** Supplied entries **

■ ■ ■

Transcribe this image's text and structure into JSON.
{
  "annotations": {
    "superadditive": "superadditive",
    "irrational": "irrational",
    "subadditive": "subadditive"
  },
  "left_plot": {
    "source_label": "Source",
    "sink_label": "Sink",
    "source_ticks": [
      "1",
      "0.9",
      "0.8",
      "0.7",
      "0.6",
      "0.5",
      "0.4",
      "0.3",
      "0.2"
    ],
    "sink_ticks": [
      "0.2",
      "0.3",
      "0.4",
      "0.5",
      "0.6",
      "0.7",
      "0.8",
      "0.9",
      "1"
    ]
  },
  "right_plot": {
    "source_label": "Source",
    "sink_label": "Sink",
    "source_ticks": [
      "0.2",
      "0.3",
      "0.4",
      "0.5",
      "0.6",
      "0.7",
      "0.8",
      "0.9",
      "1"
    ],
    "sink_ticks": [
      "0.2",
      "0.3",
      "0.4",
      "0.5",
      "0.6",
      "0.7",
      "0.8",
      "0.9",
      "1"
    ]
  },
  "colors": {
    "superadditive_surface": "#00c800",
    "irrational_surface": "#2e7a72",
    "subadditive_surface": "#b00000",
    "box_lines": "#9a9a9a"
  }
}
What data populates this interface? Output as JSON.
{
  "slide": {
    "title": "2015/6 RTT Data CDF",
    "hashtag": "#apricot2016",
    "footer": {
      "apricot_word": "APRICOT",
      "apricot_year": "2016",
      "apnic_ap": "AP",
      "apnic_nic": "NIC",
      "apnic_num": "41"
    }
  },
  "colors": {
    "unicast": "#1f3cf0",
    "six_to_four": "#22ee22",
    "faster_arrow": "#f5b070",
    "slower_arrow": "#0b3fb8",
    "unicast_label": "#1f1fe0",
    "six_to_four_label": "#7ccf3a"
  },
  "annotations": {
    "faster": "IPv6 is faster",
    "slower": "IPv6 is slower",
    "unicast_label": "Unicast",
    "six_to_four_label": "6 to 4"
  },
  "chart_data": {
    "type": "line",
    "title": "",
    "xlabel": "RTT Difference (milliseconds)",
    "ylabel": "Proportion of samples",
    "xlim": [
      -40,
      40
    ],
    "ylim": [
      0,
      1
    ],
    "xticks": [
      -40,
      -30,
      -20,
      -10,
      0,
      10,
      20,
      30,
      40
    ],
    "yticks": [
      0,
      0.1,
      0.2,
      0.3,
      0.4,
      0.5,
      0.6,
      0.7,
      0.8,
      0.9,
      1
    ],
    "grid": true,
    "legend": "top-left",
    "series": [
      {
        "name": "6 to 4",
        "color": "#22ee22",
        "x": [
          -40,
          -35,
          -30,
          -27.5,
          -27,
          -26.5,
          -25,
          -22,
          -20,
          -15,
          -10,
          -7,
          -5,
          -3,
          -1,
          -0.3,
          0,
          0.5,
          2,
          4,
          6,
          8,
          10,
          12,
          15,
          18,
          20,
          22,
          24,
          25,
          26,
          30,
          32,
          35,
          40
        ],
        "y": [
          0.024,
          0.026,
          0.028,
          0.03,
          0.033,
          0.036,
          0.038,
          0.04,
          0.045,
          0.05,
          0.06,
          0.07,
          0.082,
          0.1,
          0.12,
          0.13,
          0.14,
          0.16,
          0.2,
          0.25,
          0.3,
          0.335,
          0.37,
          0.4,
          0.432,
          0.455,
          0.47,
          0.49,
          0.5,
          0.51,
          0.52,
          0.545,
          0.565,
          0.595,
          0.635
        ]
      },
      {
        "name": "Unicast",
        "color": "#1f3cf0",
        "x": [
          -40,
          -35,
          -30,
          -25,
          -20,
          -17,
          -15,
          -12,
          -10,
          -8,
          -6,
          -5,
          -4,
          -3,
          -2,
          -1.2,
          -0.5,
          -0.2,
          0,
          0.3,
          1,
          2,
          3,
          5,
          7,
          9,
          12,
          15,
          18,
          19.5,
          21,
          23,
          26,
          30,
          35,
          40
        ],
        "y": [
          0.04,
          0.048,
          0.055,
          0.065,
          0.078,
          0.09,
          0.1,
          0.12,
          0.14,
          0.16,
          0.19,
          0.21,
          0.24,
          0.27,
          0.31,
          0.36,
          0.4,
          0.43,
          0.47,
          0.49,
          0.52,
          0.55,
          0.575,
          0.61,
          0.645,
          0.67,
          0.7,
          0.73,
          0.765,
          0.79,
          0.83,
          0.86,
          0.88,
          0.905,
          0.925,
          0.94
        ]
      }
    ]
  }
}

■ ■ ■

** Your goal **
Copy the entries above exactly, leaving none out.

** Output **
Transcribe this image's text and structure into JSON.
{
  "annotations": {
    "superadditive": "superadditive",
    "irrational": "irrational",
    "subadditive": "subadditive"
  },
  "left_plot": {
    "source_label": "Source",
    "sink_label": "Sink",
    "source_ticks": [
      "1",
      "0.9",
      "0.8",
      "0.7",
      "0.6",
      "0.5",
      "0.4",
      "0.3",
      "0.2"
    ],
    "sink_ticks": [
      "0.2",
      "0.3",
      "0.4",
      "0.5",
      "0.6",
      "0.7",
      "0.8",
      "0.9",
      "1"
    ]
  },
  "right_plot": {
    "source_label": "Source",
    "sink_label": "Sink",
    "source_ticks": [
      "0.2",
      "0.3",
      "0.4",
      "0.5",
      "0.6",
      "0.7",
      "0.8",
      "0.9",
      "1"
    ],
    "sink_ticks": [
      "0.2",
      "0.3",
      "0.4",
      "0.5",
      "0.6",
      "0.7",
      "0.8",
      "0.9",
      "1"
    ]
  },
  "colors": {
    "superadditive_surface": "#00c800",
    "irrational_surface": "#2e7a72",
    "subadditive_surface": "#b00000",
    "box_lines": "#9a9a9a"
  }
}
What data populates this interface? Output as JSON.
{
  "slide": {
    "title": "2015/6 RTT Data CDF",
    "hashtag": "#apricot2016",
    "footer": {
      "apricot_word": "APRICOT",
      "apricot_year": "2016",
      "apnic_ap": "AP",
      "apnic_nic": "NIC",
      "apnic_num": "41"
    }
  },
  "colors": {
    "unicast": "#1f3cf0",
    "six_to_four": "#22ee22",
    "faster_arrow": "#f5b070",
    "slower_arrow": "#0b3fb8",
    "unicast_label": "#1f1fe0",
    "six_to_four_label": "#7ccf3a"
  },
  "annotations": {
    "faster": "IPv6 is faster",
    "slower": "IPv6 is slower",
    "unicast_label": "Unicast",
    "six_to_four_label": "6 to 4"
  },
  "chart_data": {
    "type": "line",
    "title": "",
    "xlabel": "RTT Difference (milliseconds)",
    "ylabel": "Proportion of samples",
    "xlim": [
      -40,
      40
    ],
    "ylim": [
      0,
      1
    ],
    "xticks": [
      -40,
      -30,
      -20,
      -10,
      0,
      10,
      20,
      30,
      40
    ],
    "yticks": [
      0,
      0.1,
      0.2,
      0.3,
      0.4,
      0.5,
      0.6,
      0.7,
      0.8,
      0.9,
      1
    ],
    "grid": true,
    "legend": "top-left",
    "series": [
      {
        "name": "6 to 4",
        "color": "#22ee22",
        "x": [
          -40,
          -35,
          -30,
          -27.5,
          -27,
          -26.5,
          -25,
          -22,
          -20,
          -15,
          -10,
          -7,
          -5,
          -3,
          -1,
          -0.3,
          0,
          0.5,
          2,
          4,
          6,
          8,
          10,
          12,
          15,
          18,
          20,
          22,
          24,
          25,
          26,
          30,
          32,
          35,
          40
        ],
        "y": [
          0.024,
          0.026,
          0.028,
          0.03,
          0.033,
          0.036,
          0.038,
          0.04,
          0.045,
          0.05,
          0.06,
          0.07,
          0.082,
          0.1,
          0.12,
          0.13,
          0.14,
          0.16,
          0.2,
          0.25,
          0.3,
          0.335,
          0.37,
          0.4,
          0.432,
          0.455,
          0.47,
          0.49,
          0.5,
          0.51,
          0.52,
          0.545,
          0.565,
          0.595,
          0.635
        ]
      },
      {
        "name": "Unicast",
        "color": "#1f3cf0",
        "x": [
          -40,
          -35,
          -30,
          -25,
          -20,
          -17,
          -15,
          -12,
          -10,
          -8,
          -6,
          -5,
          -4,
          -3,
          -2,
          -1.2,
          -0.5,
          -0.2,
          0,
          0.3,
          1,
          2,
          3,
          5,
          7,
          9,
          12,
          15,
          18,
          19.5,
          21,
          23,
          26,
          30,
          35,
          40
        ],
        "y": [
          0.04,
          0.048,
          0.055,
          0.065,
          0.078,
          0.09,
          0.1,
          0.12,
          0.14,
          0.16,
          0.19,
          0.21,
          0.24,
          0.27,
          0.31,
          0.36,
          0.4,
          0.43,
          0.47,
          0.49,
          0.52,
          0.55,
          0.575,
          0.61,
          0.645,
          0.67,
          0.7,
          0.73,
          0.765,
          0.79,
          0.83,
          0.86,
          0.88,
          0.905,
          0.925,
          0.94
        ]
      }
    ]
  }
}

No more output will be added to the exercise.